═══ SOURCE DATA ═══

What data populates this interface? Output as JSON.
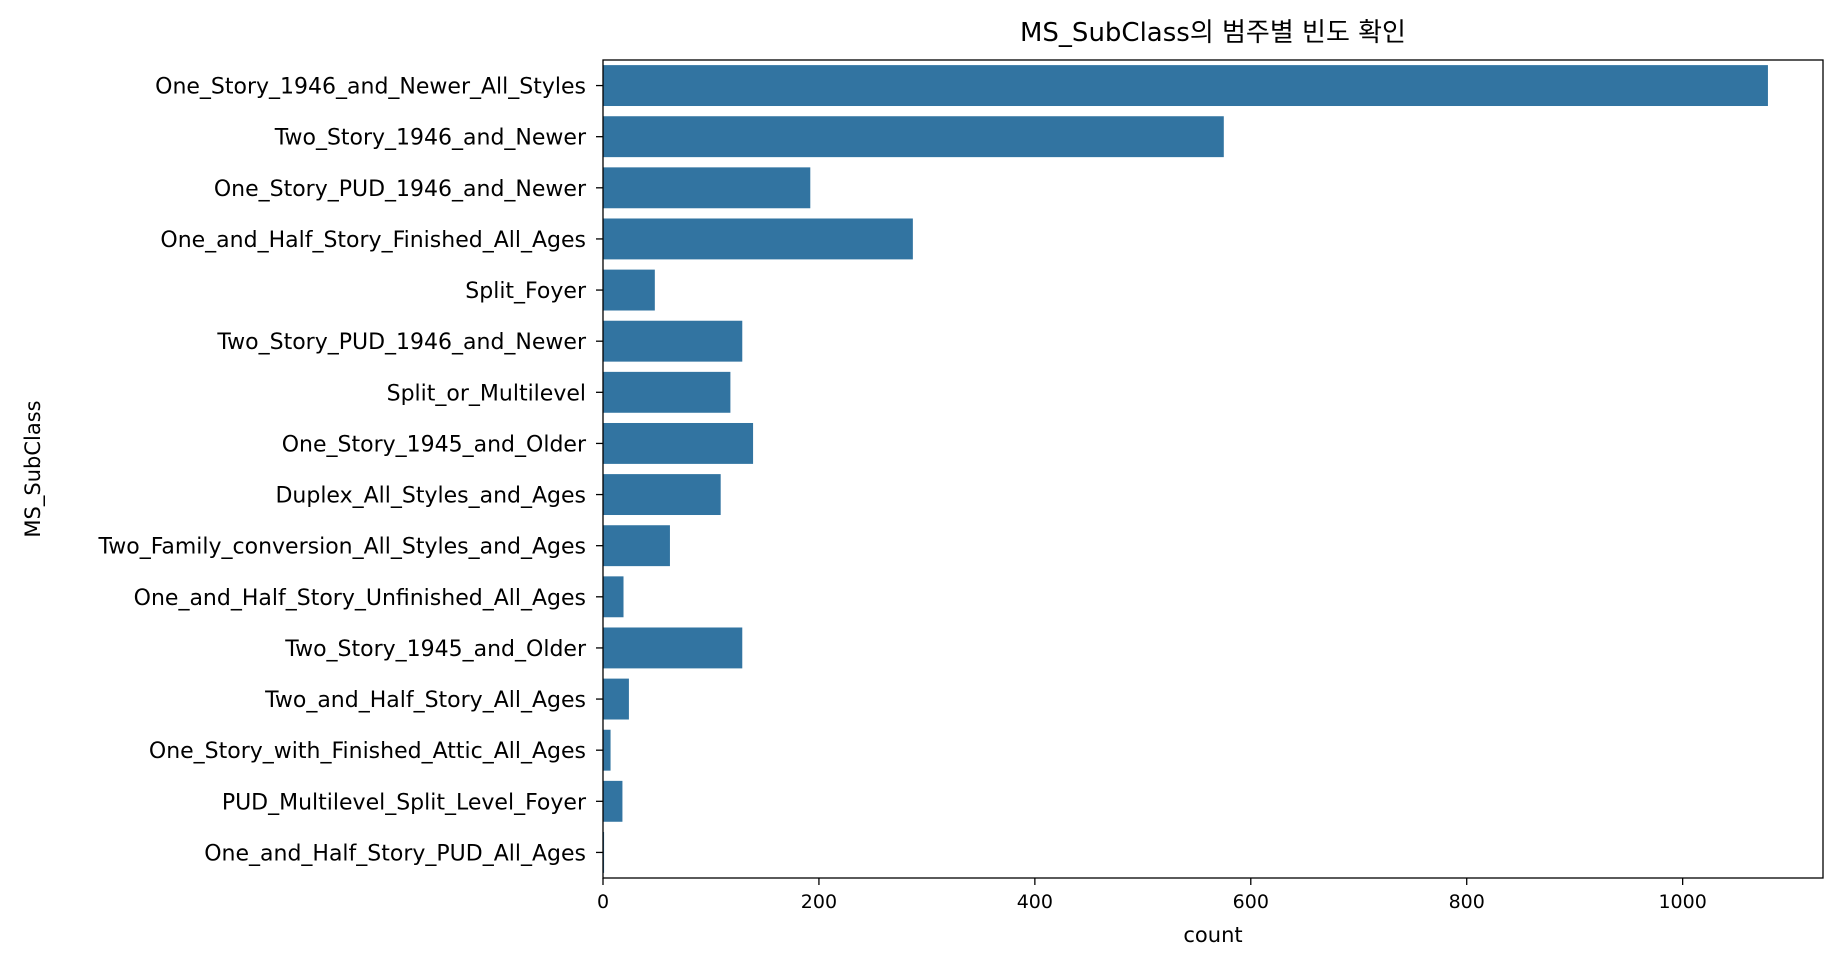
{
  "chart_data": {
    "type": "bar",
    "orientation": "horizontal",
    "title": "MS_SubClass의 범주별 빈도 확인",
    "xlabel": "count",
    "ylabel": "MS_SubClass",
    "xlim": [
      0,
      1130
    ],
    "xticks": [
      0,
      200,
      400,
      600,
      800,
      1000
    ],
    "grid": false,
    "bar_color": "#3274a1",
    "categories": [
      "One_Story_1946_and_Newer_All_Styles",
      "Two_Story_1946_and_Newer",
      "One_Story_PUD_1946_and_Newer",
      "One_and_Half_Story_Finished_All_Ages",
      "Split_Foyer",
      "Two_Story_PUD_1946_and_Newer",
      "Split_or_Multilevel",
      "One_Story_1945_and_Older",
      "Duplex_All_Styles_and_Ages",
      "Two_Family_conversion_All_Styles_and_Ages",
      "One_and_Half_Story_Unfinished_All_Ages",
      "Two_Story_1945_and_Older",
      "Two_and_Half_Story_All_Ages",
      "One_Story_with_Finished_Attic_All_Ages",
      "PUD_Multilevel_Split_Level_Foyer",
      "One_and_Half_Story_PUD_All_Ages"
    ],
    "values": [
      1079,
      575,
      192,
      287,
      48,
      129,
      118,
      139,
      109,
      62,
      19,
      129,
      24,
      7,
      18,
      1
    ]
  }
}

═══

■ EXERCISE OBJECTIVE:
Repeat each entry precisely as it appears. Leave the pictures out.

■ EXPECTED OUTPUT:
What data populates this interface? Output as JSON.
{
  "chart_data": {
    "type": "bar",
    "orientation": "horizontal",
    "title": "MS_SubClass의 범주별 빈도 확인",
    "xlabel": "count",
    "ylabel": "MS_SubClass",
    "xlim": [
      0,
      1130
    ],
    "xticks": [
      0,
      200,
      400,
      600,
      800,
      1000
    ],
    "grid": false,
    "bar_color": "#3274a1",
    "categories": [
      "One_Story_1946_and_Newer_All_Styles",
      "Two_Story_1946_and_Newer",
      "One_Story_PUD_1946_and_Newer",
      "One_and_Half_Story_Finished_All_Ages",
      "Split_Foyer",
      "Two_Story_PUD_1946_and_Newer",
      "Split_or_Multilevel",
      "One_Story_1945_and_Older",
      "Duplex_All_Styles_and_Ages",
      "Two_Family_conversion_All_Styles_and_Ages",
      "One_and_Half_Story_Unfinished_All_Ages",
      "Two_Story_1945_and_Older",
      "Two_and_Half_Story_All_Ages",
      "One_Story_with_Finished_Attic_All_Ages",
      "PUD_Multilevel_Split_Level_Foyer",
      "One_and_Half_Story_PUD_All_Ages"
    ],
    "values": [
      1079,
      575,
      192,
      287,
      48,
      129,
      118,
      139,
      109,
      62,
      19,
      129,
      24,
      7,
      18,
      1
    ]
  }
}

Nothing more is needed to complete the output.